_TASK PROMPT:_ Give every line of the material again, exactly as written.

_MATERIAL FOR THE TASK:_
* Begin *

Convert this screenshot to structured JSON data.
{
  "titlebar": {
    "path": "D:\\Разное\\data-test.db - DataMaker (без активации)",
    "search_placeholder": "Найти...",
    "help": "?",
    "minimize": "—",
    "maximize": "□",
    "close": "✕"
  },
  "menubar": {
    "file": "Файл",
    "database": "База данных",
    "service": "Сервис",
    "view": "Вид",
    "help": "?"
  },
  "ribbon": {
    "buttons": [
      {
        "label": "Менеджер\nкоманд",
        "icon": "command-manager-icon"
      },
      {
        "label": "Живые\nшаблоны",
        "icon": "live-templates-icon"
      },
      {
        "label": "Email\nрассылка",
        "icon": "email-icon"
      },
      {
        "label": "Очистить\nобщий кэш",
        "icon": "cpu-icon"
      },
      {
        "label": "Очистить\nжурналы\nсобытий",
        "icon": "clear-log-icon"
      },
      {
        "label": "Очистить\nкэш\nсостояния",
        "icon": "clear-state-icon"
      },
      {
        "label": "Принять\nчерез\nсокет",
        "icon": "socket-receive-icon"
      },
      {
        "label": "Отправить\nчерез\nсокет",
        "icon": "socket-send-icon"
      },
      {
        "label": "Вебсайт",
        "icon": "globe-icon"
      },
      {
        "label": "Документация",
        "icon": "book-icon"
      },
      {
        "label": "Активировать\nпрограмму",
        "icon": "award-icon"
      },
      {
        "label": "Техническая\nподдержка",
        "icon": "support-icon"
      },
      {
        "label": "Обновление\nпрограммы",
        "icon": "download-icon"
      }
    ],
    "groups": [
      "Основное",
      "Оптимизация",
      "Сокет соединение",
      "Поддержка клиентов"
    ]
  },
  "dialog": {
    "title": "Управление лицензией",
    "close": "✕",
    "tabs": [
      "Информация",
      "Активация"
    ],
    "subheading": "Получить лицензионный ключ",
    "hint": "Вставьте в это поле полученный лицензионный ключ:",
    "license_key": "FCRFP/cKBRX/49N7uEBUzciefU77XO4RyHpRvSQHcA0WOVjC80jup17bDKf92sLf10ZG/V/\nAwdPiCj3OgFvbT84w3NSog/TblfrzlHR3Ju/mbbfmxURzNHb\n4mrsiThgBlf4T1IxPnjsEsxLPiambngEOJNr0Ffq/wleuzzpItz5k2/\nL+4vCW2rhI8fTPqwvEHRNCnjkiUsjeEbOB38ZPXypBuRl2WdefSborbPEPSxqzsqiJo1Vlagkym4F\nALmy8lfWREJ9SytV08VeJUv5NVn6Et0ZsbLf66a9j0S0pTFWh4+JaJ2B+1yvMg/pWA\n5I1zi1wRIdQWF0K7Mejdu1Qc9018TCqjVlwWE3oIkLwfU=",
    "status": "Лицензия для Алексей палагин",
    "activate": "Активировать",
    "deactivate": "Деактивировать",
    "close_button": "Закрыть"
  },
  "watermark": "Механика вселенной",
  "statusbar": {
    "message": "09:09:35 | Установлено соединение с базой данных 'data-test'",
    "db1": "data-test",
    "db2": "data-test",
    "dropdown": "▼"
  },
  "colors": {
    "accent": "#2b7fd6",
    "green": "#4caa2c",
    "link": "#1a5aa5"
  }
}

* End *

_SOLUTION TO THIS EXERCISE:_
Convert this screenshot to structured JSON data.
{
  "titlebar": {
    "path": "D:\\Разное\\data-test.db - DataMaker (без активации)",
    "search_placeholder": "Найти...",
    "help": "?",
    "minimize": "—",
    "maximize": "□",
    "close": "✕"
  },
  "menubar": {
    "file": "Файл",
    "database": "База данных",
    "service": "Сервис",
    "view": "Вид",
    "help": "?"
  },
  "ribbon": {
    "buttons": [
      {
        "label": "Менеджер\nкоманд",
        "icon": "command-manager-icon"
      },
      {
        "label": "Живые\nшаблоны",
        "icon": "live-templates-icon"
      },
      {
        "label": "Email\nрассылка",
        "icon": "email-icon"
      },
      {
        "label": "Очистить\nобщий кэш",
        "icon": "cpu-icon"
      },
      {
        "label": "Очистить\nжурналы\nсобытий",
        "icon": "clear-log-icon"
      },
      {
        "label": "Очистить\nкэш\nсостояния",
        "icon": "clear-state-icon"
      },
      {
        "label": "Принять\nчерез\nсокет",
        "icon": "socket-receive-icon"
      },
      {
        "label": "Отправить\nчерез\nсокет",
        "icon": "socket-send-icon"
      },
      {
        "label": "Вебсайт",
        "icon": "globe-icon"
      },
      {
        "label": "Документация",
        "icon": "book-icon"
      },
      {
        "label": "Активировать\nпрограмму",
        "icon": "award-icon"
      },
      {
        "label": "Техническая\nподдержка",
        "icon": "support-icon"
      },
      {
        "label": "Обновление\nпрограммы",
        "icon": "download-icon"
      }
    ],
    "groups": [
      "Основное",
      "Оптимизация",
      "Сокет соединение",
      "Поддержка клиентов"
    ]
  },
  "dialog": {
    "title": "Управление лицензией",
    "close": "✕",
    "tabs": [
      "Информация",
      "Активация"
    ],
    "subheading": "Получить лицензионный ключ",
    "hint": "Вставьте в это поле полученный лицензионный ключ:",
    "license_key": "FCRFP/cKBRX/49N7uEBUzciefU77XO4RyHpRvSQHcA0WOVjC80jup17bDKf92sLf10ZG/V/\nAwdPiCj3OgFvbT84w3NSog/TblfrzlHR3Ju/mbbfmxURzNHb\n4mrsiThgBlf4T1IxPnjsEsxLPiambngEOJNr0Ffq/wleuzzpItz5k2/\nL+4vCW2rhI8fTPqwvEHRNCnjkiUsjeEbOB38ZPXypBuRl2WdefSborbPEPSxqzsqiJo1Vlagkym4F\nALmy8lfWREJ9SytV08VeJUv5NVn6Et0ZsbLf66a9j0S0pTFWh4+JaJ2B+1yvMg/pWA\n5I1zi1wRIdQWF0K7Mejdu1Qc9018TCqjVlwWE3oIkLwfU=",
    "status": "Лицензия для Алексей палагин",
    "activate": "Активировать",
    "deactivate": "Деактивировать",
    "close_button": "Закрыть"
  },
  "watermark": "Механика вселенной",
  "statusbar": {
    "message": "09:09:35 | Установлено соединение с базой данных 'data-test'",
    "db1": "data-test",
    "db2": "data-test",
    "dropdown": "▼"
  },
  "colors": {
    "accent": "#2b7fd6",
    "green": "#4caa2c",
    "link": "#1a5aa5"
  }
}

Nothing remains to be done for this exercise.